▸ **Page**
# PyTorch DAGs, Gradients, and Detachment

This notebook covers PyTorch's automatic differentiation system and computation graph management:

## 📚 **What You'll Learn**

- **Computation Graph (DAG)**: Understanding PyTorch's directed acyclic graph
- **Gradient Tracking**: Enabling and disabling automatic differentiation
- **Tensor Detachment**: Breaking gradient flow and memory management
- **Autograd System**: How PyTorch computes gradients automatically

## 🎯 **Learning Objectives**

By the end of this notebook, you'll understand:
- How PyTorch builds computation graphs for backpropagation
- When and how to enable/disable gradient tracking
- The difference between leaf and non-leaf tensors
- How to use `.detach()` for memory management and gradient control

This is the foundation of how neural networks learn! 🧠

In [None]:
import torch
import numpy as np

print(f"PyTorch version: {torch.__version__}")
torch.manual_seed(42)  # For reproducibility

## Inspecting the Computation Graph (DAG)

[Layout dataset entries]
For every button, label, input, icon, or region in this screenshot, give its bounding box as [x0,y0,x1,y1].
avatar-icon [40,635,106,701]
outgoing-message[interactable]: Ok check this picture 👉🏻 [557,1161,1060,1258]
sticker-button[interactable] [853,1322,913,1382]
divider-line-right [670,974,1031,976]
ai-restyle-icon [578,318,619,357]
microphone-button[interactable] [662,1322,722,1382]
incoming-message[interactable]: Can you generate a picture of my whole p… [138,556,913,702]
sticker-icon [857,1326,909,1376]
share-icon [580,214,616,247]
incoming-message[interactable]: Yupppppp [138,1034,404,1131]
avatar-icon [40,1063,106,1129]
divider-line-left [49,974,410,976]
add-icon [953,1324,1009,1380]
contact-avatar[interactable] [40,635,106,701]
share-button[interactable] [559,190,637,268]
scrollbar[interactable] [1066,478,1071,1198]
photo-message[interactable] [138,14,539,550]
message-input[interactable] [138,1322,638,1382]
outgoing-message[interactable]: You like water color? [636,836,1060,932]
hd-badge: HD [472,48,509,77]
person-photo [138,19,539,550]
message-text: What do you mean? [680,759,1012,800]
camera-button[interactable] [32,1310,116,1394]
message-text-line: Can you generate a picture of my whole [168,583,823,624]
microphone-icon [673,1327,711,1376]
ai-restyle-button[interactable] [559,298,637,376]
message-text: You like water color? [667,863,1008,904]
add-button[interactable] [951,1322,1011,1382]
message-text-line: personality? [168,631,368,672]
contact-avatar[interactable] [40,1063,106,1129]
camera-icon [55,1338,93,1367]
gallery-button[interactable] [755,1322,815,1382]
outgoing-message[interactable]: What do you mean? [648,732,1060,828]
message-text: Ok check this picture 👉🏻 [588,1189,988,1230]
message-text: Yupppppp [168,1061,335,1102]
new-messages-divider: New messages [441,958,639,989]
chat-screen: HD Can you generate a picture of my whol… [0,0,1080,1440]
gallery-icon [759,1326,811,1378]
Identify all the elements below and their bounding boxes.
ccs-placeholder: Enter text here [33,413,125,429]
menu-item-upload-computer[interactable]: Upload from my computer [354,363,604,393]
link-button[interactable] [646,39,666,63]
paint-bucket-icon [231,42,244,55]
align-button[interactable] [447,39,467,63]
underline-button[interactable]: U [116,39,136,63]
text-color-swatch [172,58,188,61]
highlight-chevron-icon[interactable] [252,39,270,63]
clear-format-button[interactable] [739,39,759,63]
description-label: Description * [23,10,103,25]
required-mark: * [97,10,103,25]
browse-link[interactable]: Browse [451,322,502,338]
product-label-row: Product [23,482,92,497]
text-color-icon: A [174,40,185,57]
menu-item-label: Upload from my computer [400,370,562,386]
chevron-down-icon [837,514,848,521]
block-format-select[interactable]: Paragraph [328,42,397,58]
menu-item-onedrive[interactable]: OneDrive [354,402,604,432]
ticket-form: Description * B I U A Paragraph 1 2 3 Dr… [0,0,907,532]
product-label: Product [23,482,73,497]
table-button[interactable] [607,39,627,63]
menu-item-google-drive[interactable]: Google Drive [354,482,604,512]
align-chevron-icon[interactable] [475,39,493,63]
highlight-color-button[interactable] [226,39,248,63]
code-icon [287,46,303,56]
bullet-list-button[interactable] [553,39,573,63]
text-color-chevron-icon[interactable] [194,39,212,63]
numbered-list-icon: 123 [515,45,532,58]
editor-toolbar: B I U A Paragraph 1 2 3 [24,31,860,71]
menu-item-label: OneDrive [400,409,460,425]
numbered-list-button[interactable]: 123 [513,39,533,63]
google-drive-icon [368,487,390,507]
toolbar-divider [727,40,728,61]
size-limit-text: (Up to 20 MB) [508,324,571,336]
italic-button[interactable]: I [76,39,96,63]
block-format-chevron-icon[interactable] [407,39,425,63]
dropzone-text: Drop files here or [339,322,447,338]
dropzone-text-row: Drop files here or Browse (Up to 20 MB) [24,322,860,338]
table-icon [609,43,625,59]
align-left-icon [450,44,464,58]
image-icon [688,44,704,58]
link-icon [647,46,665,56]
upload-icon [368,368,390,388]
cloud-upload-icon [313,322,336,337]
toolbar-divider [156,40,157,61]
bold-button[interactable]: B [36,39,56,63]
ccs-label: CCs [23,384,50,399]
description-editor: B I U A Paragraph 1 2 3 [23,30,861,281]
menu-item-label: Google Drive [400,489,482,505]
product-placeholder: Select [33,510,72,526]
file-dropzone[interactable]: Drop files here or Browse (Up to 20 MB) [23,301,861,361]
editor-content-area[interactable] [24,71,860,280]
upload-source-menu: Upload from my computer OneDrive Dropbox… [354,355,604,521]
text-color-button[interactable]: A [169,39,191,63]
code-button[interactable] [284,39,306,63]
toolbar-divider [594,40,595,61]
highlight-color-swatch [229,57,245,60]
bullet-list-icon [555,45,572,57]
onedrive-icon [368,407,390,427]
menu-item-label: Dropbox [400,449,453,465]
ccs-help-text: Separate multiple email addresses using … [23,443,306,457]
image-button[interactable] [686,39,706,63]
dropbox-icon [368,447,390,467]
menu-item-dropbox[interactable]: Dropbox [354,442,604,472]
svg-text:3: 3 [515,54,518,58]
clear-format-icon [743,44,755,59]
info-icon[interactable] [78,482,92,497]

▸ **Exercise set**
1) Condense the paragraph of the PyTorch page that begins "By the end of this notebook" into one shorter sentence, keeping its main facts.
2) Update the records from their start up to and including the line with "sticker-button[interactable] [853,1322,913,1382]", changing "bounding box" to "enclosing box" and keeping everything else the same. Give only those lines.
The PyTorch page and the records were taken from separate sources.

▸ **Problem solutions**
1) The notebook teaches how PyTorch builds computation graphs for backpropagation, when and how to turn gradient tracking on or off, how leaf and non-leaf tensors differ, and how to use `.detach()` for memory management and gradient control.

2)
For every button, label, input, icon, or region in this screenshot, give its enclosing box as [x0,y0,x1,y1].
avatar-icon [40,635,106,701]
outgoing-message[interactable]: Ok check this picture 👉🏻 [557,1161,1060,1258]
sticker-button[interactable] [853,1322,913,1382]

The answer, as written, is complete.